_TASK DIRECTIONS_
Go through the data below line by line. Give only the number of lines that contain "ohne".

[Page text entries]
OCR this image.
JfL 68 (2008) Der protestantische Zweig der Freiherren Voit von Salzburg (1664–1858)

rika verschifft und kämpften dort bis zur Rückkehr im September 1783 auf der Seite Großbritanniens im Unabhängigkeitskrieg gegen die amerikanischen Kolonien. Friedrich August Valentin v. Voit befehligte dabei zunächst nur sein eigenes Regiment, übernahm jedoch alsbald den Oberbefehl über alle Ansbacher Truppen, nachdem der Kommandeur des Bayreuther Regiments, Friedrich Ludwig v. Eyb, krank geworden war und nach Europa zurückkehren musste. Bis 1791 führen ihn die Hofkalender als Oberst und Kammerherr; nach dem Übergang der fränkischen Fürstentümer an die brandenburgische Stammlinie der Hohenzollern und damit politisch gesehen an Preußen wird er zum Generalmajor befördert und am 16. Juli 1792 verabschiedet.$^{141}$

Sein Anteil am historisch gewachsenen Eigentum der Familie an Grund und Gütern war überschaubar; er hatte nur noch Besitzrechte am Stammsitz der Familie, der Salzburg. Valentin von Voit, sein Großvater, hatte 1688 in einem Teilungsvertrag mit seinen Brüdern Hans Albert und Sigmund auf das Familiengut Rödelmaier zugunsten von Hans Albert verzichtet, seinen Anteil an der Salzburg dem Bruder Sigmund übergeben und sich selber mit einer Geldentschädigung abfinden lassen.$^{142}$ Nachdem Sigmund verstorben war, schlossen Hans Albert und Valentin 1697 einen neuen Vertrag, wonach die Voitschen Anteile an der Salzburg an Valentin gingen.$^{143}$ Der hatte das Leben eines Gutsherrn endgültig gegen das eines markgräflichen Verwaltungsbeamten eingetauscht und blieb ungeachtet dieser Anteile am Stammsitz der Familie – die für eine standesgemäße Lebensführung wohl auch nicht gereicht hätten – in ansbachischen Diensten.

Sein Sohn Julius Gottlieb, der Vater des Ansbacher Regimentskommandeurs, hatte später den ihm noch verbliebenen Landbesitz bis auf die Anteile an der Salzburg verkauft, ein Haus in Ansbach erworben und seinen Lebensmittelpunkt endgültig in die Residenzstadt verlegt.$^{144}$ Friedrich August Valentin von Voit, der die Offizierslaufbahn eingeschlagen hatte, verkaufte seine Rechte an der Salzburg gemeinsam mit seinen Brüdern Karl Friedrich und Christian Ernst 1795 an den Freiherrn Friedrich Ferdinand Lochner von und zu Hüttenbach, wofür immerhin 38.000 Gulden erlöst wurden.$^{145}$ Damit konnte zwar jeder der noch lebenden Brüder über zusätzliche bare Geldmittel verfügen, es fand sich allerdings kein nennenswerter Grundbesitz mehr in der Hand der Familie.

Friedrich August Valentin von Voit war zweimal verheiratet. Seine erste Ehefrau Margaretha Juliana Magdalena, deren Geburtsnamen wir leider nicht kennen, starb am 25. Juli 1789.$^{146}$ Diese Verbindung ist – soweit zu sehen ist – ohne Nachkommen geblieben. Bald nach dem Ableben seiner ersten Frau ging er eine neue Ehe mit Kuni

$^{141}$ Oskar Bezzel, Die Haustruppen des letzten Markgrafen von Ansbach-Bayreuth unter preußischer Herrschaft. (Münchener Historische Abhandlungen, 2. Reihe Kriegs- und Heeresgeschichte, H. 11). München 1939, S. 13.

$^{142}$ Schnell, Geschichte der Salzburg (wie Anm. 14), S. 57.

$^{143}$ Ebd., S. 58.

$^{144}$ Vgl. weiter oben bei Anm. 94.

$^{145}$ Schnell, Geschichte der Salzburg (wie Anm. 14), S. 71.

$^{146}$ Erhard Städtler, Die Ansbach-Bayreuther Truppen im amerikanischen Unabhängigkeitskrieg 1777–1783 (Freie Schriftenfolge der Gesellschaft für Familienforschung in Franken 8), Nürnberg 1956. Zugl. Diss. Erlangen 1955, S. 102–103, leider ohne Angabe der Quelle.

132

_OUTPUT BELOW_
2